Our UMYF groups, which include youth in grades 6 - 12, meet on Sundays from 4:30 p.m. - 7:30 p.m.. during the school year. 

  FALL & SPRING UMYF HOURS

UMYF will begin regular Fall and Spring hours from 4:30 p.m. -- 7:30 p.m. starting Sunday, September 11th after the Labor Day Holiday.  

   

UMYF  & YOUTH UPCOMING DATES & EVENTS    

 Wednesdays  Bible Studies
 January  Final Ski Trip Payment Due
 February 4 & 5  Youth Led Worship
 February 5  Super Bowl Parties
 February 10  Parents' Night Out
 February 10-12  Jr. High Mid Winter
 February 17-19  Sr. High Mid Winter
 March 5  Mandatory Ski Trip Meetings
 March 9 - 14  Ski Trip to Sunlight, Colorado

(event details below)

 
* * * * * * * * * * 
WEDNESDAY NIGHT BIBLE STUDY  

6th-8th grade Bible Study - 6:30-8:00 pm
                 
(dinner is included)

**RECORDS SHOWN**:
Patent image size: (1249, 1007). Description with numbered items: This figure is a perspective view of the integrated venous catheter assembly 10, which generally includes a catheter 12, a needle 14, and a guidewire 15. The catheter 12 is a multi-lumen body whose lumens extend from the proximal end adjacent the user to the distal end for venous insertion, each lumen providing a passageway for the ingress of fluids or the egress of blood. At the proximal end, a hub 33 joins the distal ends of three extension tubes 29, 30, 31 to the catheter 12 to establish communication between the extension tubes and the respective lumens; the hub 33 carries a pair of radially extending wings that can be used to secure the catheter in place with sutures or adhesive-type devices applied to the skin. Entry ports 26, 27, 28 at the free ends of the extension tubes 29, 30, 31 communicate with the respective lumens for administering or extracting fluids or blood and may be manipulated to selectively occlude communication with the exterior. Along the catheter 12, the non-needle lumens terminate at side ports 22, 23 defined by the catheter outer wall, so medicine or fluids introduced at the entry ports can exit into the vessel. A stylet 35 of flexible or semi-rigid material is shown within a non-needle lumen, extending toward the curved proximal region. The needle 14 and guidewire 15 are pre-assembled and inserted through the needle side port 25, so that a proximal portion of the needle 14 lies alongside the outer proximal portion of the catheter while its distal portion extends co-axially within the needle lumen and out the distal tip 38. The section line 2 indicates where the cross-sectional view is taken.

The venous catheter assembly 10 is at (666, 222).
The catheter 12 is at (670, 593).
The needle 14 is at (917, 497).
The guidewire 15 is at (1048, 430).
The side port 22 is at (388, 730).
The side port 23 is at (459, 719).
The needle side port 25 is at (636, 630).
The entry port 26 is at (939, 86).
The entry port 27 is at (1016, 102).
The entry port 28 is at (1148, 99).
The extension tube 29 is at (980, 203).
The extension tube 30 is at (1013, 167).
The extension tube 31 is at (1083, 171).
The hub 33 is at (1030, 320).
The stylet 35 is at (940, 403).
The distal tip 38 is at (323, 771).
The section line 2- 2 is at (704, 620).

**WHAT THIS EXERCISE ASKS**:
A: Reproduce part of the UMYF schedule word for word, beginning at the words "UMYF  & YOUTH" and stopping after "(event details below)".
B: According to the UMYF schedule, on what dates is the ski trip to Sunlight, Colorado?
C: Summarize the UMYF schedule in two sentences.

**ANSWERS TO THE EXERCISES**:
A:
UMYF  & YOUTH UPCOMING DATES & EVENTS    

 Wednesdays  Bible Studies
 January  Final Ski Trip Payment Due
 February 4 & 5  Youth Led Worship
 February 5  Super Bowl Parties
 February 10  Parents' Night Out
 February 10-12  Jr. High Mid Winter
 February 17-19  Sr. High Mid Winter
 March 5  Mandatory Ski Trip Meetings
 March 9 - 14  Ski Trip to Sunlight, Colorado

(event details below)

B: March 9 - 14

C: The UMYF groups, for youth in grades 6 through 12, meet on Sundays from 4:30 to 7:30 p.m. during the school year, with regular Fall and Spring hours starting Sunday, September 11th. Upcoming events include Wednesday Bible studies, youth-led worship on February 4 and 5, Jr. High and Sr. High Mid Winter in February, and a ski trip to Sunlight, Colorado, from March 9 to 14.